Box annotation records
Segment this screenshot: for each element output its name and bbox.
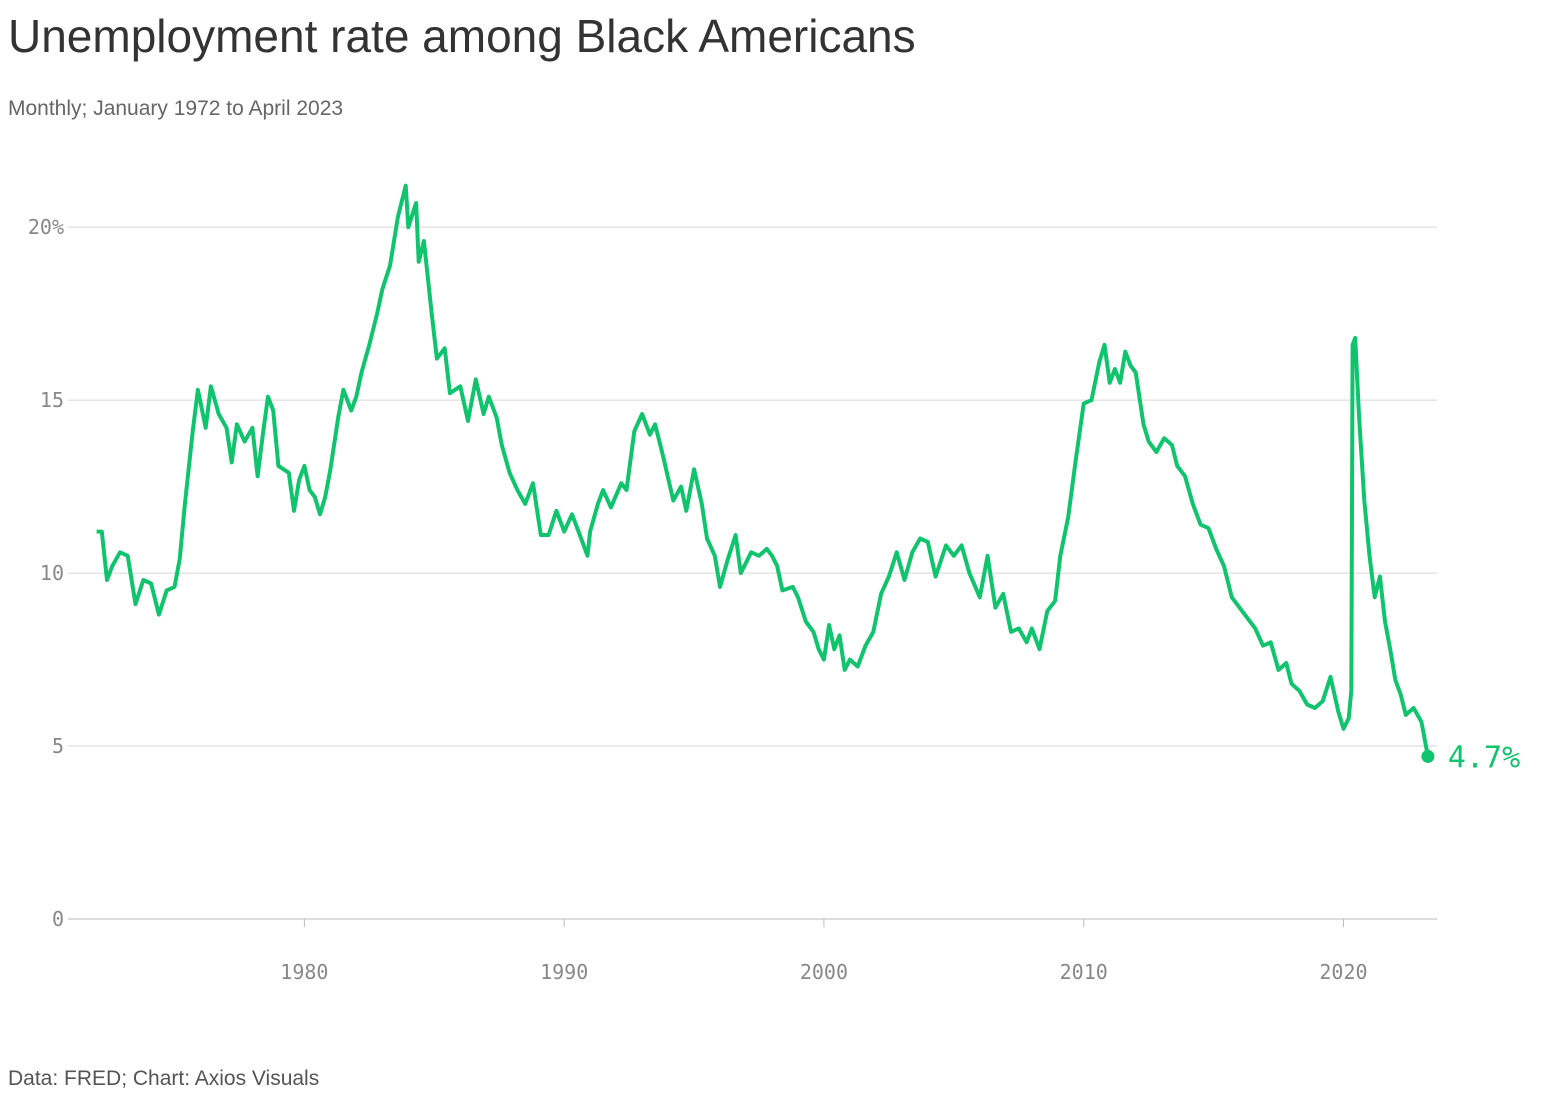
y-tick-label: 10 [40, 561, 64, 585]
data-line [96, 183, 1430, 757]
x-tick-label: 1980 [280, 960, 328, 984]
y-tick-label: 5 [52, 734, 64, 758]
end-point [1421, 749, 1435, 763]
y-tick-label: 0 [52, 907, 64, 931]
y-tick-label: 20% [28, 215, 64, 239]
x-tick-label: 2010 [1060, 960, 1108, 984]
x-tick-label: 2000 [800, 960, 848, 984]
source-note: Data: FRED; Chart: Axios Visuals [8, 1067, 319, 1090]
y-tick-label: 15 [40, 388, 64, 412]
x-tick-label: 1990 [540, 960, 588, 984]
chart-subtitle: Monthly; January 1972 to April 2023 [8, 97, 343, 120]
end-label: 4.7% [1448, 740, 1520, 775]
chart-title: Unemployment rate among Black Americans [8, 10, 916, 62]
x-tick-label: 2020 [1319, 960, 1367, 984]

--

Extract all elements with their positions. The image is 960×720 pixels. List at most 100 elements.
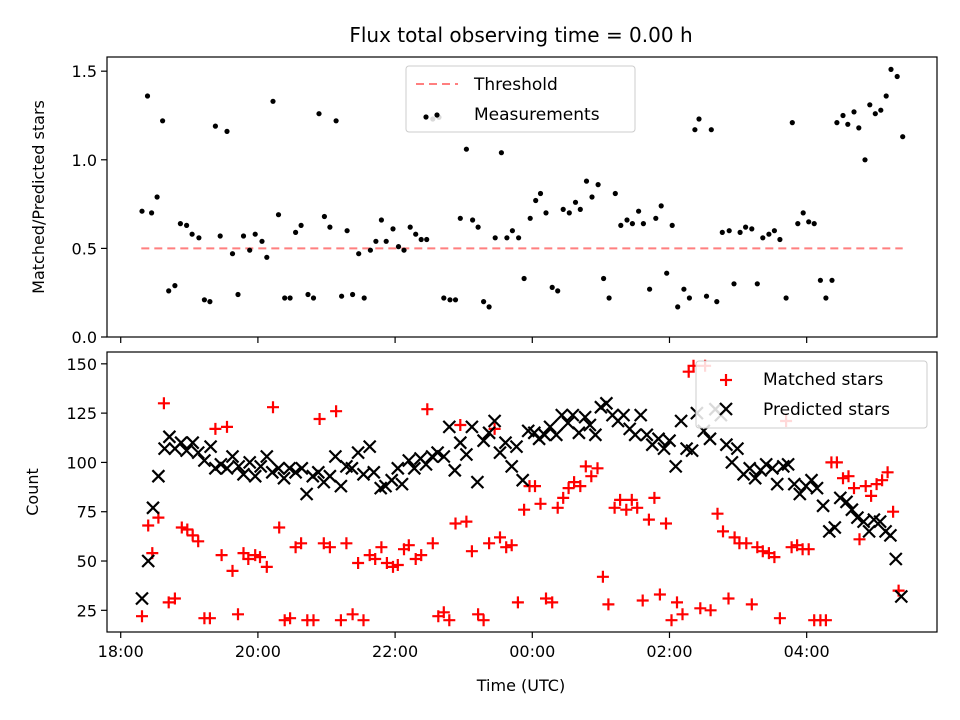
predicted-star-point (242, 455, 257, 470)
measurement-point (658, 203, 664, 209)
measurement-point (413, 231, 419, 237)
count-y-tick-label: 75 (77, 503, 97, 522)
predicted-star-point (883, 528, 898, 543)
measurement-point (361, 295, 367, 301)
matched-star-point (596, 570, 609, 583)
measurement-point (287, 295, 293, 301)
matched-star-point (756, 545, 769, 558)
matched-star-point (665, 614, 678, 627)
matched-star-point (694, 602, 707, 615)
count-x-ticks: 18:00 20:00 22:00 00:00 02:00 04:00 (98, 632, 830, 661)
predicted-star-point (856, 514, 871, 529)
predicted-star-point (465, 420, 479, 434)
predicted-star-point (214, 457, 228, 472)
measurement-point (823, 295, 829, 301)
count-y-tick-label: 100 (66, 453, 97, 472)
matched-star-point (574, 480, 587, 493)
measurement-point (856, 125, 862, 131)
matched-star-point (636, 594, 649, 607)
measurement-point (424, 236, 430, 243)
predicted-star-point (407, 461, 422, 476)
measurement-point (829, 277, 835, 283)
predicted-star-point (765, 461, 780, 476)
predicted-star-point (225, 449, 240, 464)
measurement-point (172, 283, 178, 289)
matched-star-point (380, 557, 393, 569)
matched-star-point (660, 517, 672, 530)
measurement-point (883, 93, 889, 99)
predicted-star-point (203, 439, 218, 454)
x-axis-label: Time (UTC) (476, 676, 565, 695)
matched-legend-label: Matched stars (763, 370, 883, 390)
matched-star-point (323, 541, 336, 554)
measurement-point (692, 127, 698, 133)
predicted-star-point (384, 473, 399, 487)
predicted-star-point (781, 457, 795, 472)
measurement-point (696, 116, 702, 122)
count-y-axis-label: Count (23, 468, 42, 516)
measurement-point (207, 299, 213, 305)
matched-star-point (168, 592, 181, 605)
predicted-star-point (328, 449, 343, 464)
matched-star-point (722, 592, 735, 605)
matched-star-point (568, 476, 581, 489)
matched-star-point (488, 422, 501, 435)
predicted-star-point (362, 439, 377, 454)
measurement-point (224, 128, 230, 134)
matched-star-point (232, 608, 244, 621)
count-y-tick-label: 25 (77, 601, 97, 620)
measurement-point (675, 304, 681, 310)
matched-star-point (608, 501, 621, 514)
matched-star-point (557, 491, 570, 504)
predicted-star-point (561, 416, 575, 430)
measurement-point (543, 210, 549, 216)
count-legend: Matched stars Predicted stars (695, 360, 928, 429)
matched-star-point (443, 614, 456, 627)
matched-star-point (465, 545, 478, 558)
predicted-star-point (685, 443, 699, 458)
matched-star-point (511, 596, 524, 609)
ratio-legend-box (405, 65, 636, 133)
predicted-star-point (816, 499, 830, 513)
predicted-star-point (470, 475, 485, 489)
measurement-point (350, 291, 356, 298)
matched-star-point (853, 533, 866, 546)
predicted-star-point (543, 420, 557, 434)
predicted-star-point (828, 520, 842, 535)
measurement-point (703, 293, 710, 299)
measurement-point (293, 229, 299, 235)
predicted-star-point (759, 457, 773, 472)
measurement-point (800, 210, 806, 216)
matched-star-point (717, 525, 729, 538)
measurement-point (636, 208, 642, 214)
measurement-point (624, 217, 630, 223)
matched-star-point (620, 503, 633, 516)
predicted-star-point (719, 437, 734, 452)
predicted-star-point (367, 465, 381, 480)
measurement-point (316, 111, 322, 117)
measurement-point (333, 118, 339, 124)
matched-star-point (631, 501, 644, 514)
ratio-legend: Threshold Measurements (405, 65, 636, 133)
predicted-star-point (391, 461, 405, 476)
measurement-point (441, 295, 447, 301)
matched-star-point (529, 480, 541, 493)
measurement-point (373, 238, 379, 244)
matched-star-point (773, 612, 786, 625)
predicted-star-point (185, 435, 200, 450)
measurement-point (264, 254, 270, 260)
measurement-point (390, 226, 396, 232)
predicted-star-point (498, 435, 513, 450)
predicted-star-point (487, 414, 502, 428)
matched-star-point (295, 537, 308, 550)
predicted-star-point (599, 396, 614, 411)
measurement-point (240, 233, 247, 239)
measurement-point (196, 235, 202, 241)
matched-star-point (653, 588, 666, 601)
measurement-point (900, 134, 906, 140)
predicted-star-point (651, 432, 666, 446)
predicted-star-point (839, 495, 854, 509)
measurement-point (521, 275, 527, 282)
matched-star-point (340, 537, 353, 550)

== Stated problem ==
Reproduce the lines from the one containing "y-tick-label: 10 [40, 561, 64, 585]" through the one containing "x-tick-label: 2020 [1319, 960, 1367, 984]", inclusive, editing them so that "data-line" becomes "trend-line" and leaving everything else unchanged.

== Written solution ==
y-tick-label: 10 [40, 561, 64, 585]
trend-line [96, 183, 1430, 757]
x-tick-label: 1980 [280, 960, 328, 984]
y-tick-label: 5 [52, 734, 64, 758]
end-point [1421, 749, 1435, 763]
y-tick-label: 0 [52, 907, 64, 931]
y-tick-label: 20% [28, 215, 64, 239]
x-tick-label: 2010 [1060, 960, 1108, 984]
x-tick-label: 2000 [800, 960, 848, 984]
source-note: Data: FRED; Chart: Axios Visuals [8, 1067, 319, 1090]
y-tick-label: 15 [40, 388, 64, 412]
x-tick-label: 1990 [540, 960, 588, 984]
chart-subtitle: Monthly; January 1972 to April 2023 [8, 97, 343, 120]
end-label: 4.7% [1448, 740, 1520, 775]
chart-title: Unemployment rate among Black Americans [8, 10, 916, 62]
x-tick-label: 2020 [1319, 960, 1367, 984]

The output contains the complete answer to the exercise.